**Tasks**
- 1) In the audio mixer passage, list each input that the second paragraph says mixer 1220 could receive 32 channels from.
- 2) Write a continuation of the audio mixer passage that picks up after its final sentence.

**Document extract**
------------------------

Furthermore, a fifth coding mode exists which can by any mix of modes 1 to 4. In particular, a mix coding mode will exist when the mixer 1220 in FIG. 6 receives channels directly from the USAC decoder and, additionally, receives channels with pre-rendered objects from the USAC decoder. Furthermore, in this mixed coding mode, objects are encoded directly using, advantageously, a single channel element of the USAC decoder. In this context, the object renderer 1210 will then render these decoded objects and forward them to the mixer 1220. Furthermore, several objects are additionally encoded by an SAOC encoder so that the SAOC decoder will output rendered objects to the mixer and/or rendered channels when several channels encoded by SAOC technology exist.

Each input portion of the mixer 1220 can then, exemplarily, have at least a potential for receiving the number of channels such as 32 as indicated at 1205. Thus, basically, the mixer could receive 32 channels from the USAC decoder and, additionally, 32 pre-rendered/mixed channels from the USAC decoder and, additionally, 32 “channels” from the object renderer and, additionally, 32 “channels” from the SAOC decoder, where each “channel” between blocks 1210 and 1218 on the one hand and block 1220 on the other hand has a contribution of the corresponding objects in a corresponding loudspeaker channel and then the mixer 1220 mixes, i.e., adds up the individual contributions for each loudspeaker channel.

------------------------

**Given information**
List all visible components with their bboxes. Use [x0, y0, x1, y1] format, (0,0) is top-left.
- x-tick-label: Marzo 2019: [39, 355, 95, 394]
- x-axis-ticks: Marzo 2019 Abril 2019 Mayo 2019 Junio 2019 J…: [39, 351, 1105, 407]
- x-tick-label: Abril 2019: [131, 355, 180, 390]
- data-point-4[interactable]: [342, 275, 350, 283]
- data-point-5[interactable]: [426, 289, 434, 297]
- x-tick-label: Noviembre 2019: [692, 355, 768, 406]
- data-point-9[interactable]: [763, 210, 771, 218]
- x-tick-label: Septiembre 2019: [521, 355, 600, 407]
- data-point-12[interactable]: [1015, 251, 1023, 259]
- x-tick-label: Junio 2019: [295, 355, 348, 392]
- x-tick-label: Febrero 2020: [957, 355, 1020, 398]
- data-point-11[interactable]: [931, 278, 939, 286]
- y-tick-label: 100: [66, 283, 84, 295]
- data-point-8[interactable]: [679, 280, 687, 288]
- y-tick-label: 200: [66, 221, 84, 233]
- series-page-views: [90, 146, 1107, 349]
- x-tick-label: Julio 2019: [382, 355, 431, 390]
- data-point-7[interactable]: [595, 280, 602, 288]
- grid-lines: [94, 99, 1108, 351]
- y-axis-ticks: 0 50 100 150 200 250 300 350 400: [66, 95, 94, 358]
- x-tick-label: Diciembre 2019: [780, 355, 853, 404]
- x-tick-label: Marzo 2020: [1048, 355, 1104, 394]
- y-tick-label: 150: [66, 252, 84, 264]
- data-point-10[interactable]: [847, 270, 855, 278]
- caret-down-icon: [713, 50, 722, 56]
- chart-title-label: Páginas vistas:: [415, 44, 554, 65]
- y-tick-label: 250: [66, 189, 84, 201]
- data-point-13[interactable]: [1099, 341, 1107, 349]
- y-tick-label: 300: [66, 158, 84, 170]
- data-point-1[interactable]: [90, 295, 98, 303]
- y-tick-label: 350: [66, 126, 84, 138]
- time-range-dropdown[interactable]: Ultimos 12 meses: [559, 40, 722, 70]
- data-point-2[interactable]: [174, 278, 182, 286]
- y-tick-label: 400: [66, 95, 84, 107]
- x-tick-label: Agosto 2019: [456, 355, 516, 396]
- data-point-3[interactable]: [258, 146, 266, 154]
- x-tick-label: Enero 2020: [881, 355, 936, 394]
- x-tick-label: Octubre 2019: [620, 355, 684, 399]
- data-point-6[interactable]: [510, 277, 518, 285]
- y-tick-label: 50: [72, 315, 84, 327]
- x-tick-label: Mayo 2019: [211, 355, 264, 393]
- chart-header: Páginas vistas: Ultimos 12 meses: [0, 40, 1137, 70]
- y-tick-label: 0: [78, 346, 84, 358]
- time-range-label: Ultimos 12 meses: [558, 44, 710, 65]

------------------------

**Answers to each task**
- 1)
- Channels from the USAC decoder
- Pre-rendered/mixed channels from the USAC decoder
- "Channels" from the object renderer
- "Channels" from the SAOC decoder

- 2)
In a embodiment of the present invention, the encoding/decoding system is based on an MPEG-D USAC codec for coding of channel and object signals. To increase the efficiency for coding a large amount of objects, MPEG SAOC technology has been adapted. Three types of renderers perform the task of rendering objects to channels, rendering channels to headphones or rendering channels to a different loudspeaker setup. When object signals are explicitly transmitted or parametrically encoded using SAOC, the corresponding object metadata information is compressed and multiplexed into the encoded output data.

In an embodiment, the pre-renderer/mixer 200 is used to convert a channel plus object input scene into a channel scene before encoding. Functionally, it is identical to the object renderer/mixer combination on the decoder side as illustrated in FIG. 4 or FIG. 6 and as indicated by the object processor 1200 of FIG. 2. Pre-rendering of objects ensures a deterministic signal entropy at the encoder input that is basically independent of the number of simultaneously active object signals. With pre-rendering of objects, no object metadata transmission may be used. Discrete object signals are rendered to the channel layout that the encoder is configured to use. The weights of the objects for each channel are obtained from the associated object metadata OAM as indicated by arrow 402.

As a core/encoder/decoder for loudspeaker channel signals, discrete object signals, object downmix signals and pre-rendered signals, a USAC technology is advantageous. It handles the coding of the multitude of signals by creating channel and object mapping information (the geometric and semantic information of the input channel and object assignment). This mapping information describes how input channels and objects are mapped to USAC channel elements as illustrated in FIG. 10, i.e., channel pair elements (CPEs), single channel elements (SCEs), channel quad elements (QCEs) and the corresponding information is transmitted to the core decoder from the core encoder. All additional payloads like SAOC data or object metadata have been passed through extension elements and have been considered in the encoder's rate control.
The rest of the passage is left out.